YOUR INSTRUCTIONS |
Give all of the lines again exactly as they read.

Stored data entries:

-- -- --

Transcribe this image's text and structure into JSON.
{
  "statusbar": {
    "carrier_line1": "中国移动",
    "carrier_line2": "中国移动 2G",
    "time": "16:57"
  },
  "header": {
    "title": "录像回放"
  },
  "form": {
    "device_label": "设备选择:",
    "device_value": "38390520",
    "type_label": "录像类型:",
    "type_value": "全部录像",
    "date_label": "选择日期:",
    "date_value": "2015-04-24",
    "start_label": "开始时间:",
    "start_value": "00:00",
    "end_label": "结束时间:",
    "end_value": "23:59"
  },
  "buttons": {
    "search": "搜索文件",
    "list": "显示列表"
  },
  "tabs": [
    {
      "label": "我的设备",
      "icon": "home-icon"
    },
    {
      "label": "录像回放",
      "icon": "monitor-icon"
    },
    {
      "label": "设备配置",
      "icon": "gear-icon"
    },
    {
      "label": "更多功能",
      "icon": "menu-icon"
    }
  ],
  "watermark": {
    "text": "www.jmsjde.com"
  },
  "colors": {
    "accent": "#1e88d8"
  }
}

-- -- --

FULL SOLUTION |
Transcribe this image's text and structure into JSON.
{
  "statusbar": {
    "carrier_line1": "中国移动",
    "carrier_line2": "中国移动 2G",
    "time": "16:57"
  },
  "header": {
    "title": "录像回放"
  },
  "form": {
    "device_label": "设备选择:",
    "device_value": "38390520",
    "type_label": "录像类型:",
    "type_value": "全部录像",
    "date_label": "选择日期:",
    "date_value": "2015-04-24",
    "start_label": "开始时间:",
    "start_value": "00:00",
    "end_label": "结束时间:",
    "end_value": "23:59"
  },
  "buttons": {
    "search": "搜索文件",
    "list": "显示列表"
  },
  "tabs": [
    {
      "label": "我的设备",
      "icon": "home-icon"
    },
    {
      "label": "录像回放",
      "icon": "monitor-icon"
    },
    {
      "label": "设备配置",
      "icon": "gear-icon"
    },
    {
      "label": "更多功能",
      "icon": "menu-icon"
    }
  ],
  "watermark": {
    "text": "www.jmsjde.com"
  },
  "colors": {
    "accent": "#1e88d8"
  }
}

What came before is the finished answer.